EXERCISE INSTRUCTIONS – Gather all lines with the word "arrow" in them.

>> start

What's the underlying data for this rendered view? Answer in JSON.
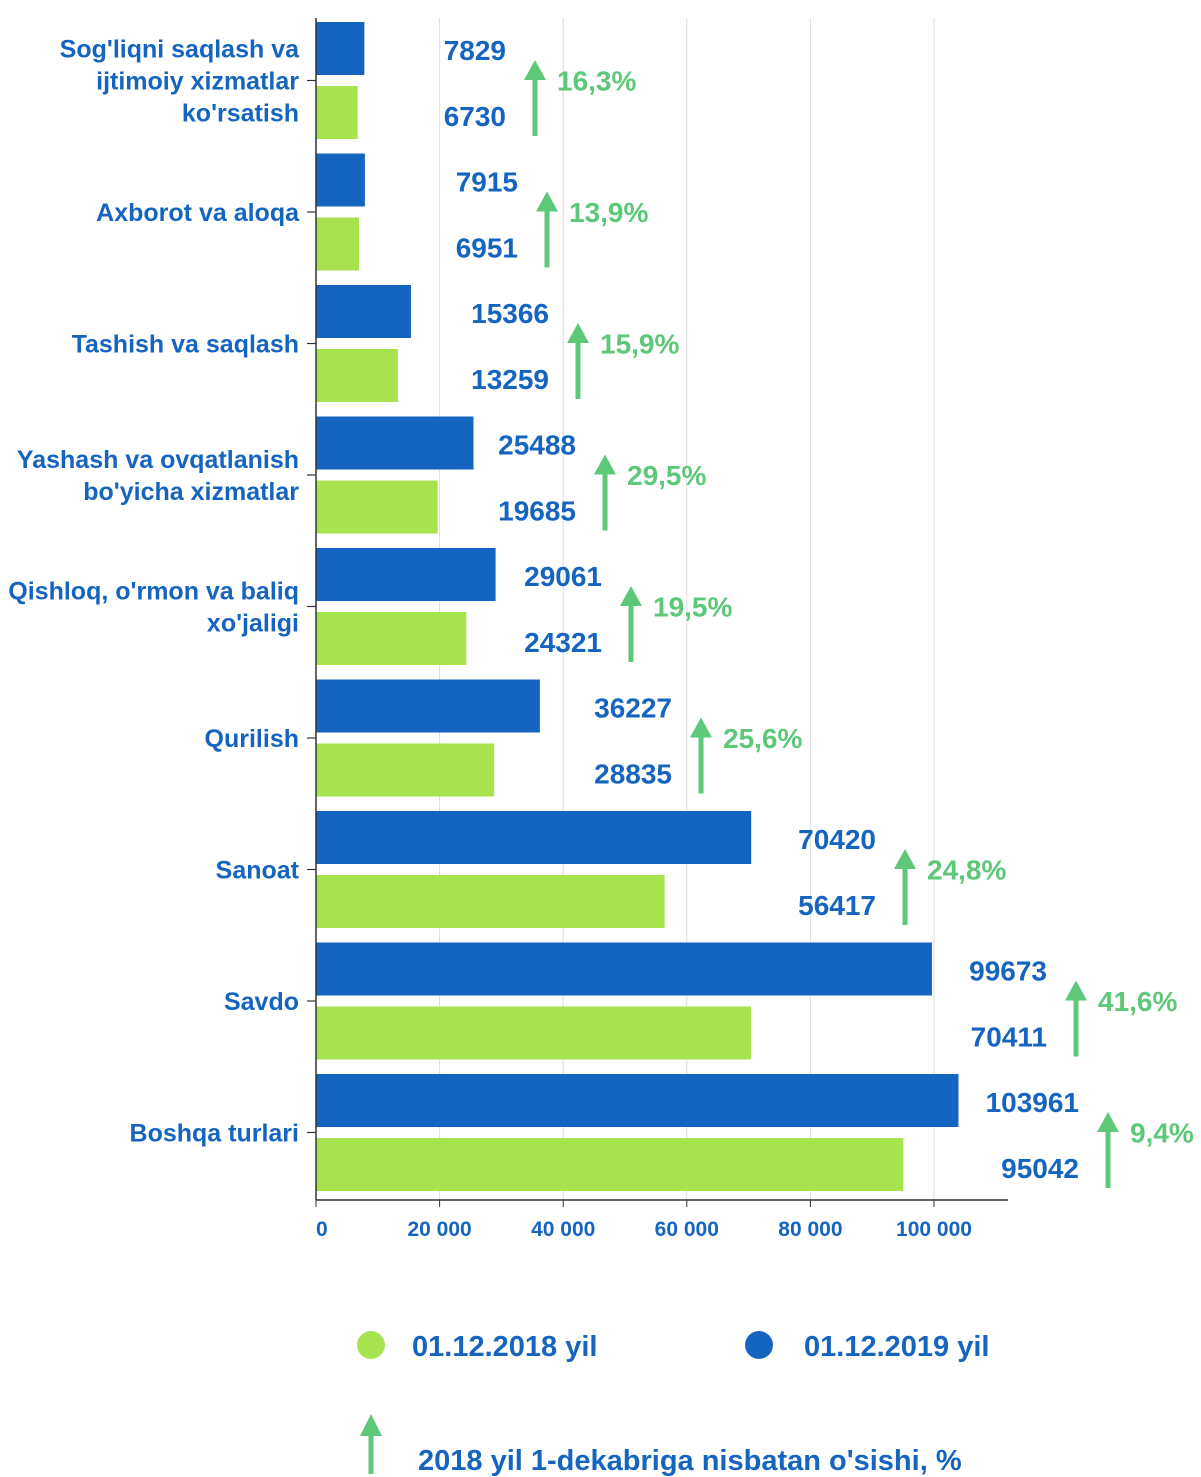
{
  "colors": {
    "series_2019": "#1565c0",
    "series_2018": "#a6e34f",
    "growth": "#5cc878",
    "text_blue": "#1565c0",
    "grid": "#dddddd",
    "axis": "#333333"
  },
  "chart_data": {
    "type": "bar",
    "orientation": "horizontal",
    "categories": [
      [
        "Sog'liqni saqlash va",
        "ijtimoiy xizmatlar",
        "ko'rsatish"
      ],
      [
        "Axborot va aloqa"
      ],
      [
        "Tashish va saqlash"
      ],
      [
        "Yashash va ovqatlanish",
        "bo'yicha xizmatlar"
      ],
      [
        "Qishloq, o'rmon va baliq",
        "xo'jaligi"
      ],
      [
        "Qurilish"
      ],
      [
        "Sanoat"
      ],
      [
        "Savdo"
      ],
      [
        "Boshqa turlari"
      ]
    ],
    "series": [
      {
        "name": "01.12.2019 yil",
        "color": "#1565c0",
        "values": [
          7829,
          7915,
          15366,
          25488,
          29061,
          36227,
          70420,
          99673,
          103961
        ]
      },
      {
        "name": "01.12.2018 yil",
        "color": "#a6e34f",
        "values": [
          6730,
          6951,
          13259,
          19685,
          24321,
          28835,
          56417,
          70411,
          95042
        ]
      }
    ],
    "value_labels_2019": [
      "7829",
      "7915",
      "15366",
      "25488",
      "29061",
      "36227",
      "70420",
      "99673",
      "103961"
    ],
    "value_labels_2018": [
      "6730",
      "6951",
      "13259",
      "19685",
      "24321",
      "28835",
      "56417",
      "70411",
      "95042"
    ],
    "growth_labels": [
      "16,3%",
      "13,9%",
      "15,9%",
      "29,5%",
      "19,5%",
      "25,6%",
      "24,8%",
      "41,6%",
      "9,4%"
    ],
    "growth_icon": "arrow-up-icon",
    "xlim": [
      0,
      110000
    ],
    "xticks": [
      0,
      20000,
      40000,
      60000,
      80000,
      100000
    ],
    "xtick_labels": [
      "0",
      "20 000",
      "40 000",
      "60 000",
      "80 000",
      "100 000"
    ],
    "grid": true,
    "legend": {
      "placement": "bottom",
      "items": [
        {
          "label": "01.12.2018 yil",
          "color": "#a6e34f",
          "icon": "circle"
        },
        {
          "label": "01.12.2019 yil",
          "color": "#1565c0",
          "icon": "circle"
        }
      ],
      "growth_note": "2018 yil 1-dekabriga nisbatan o'sishi, %",
      "growth_icon": "arrow-up-icon"
    }
  }
}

>> end

FULL SOLUTION –
    "growth_icon": "arrow-up-icon",
      "growth_icon": "arrow-up-icon"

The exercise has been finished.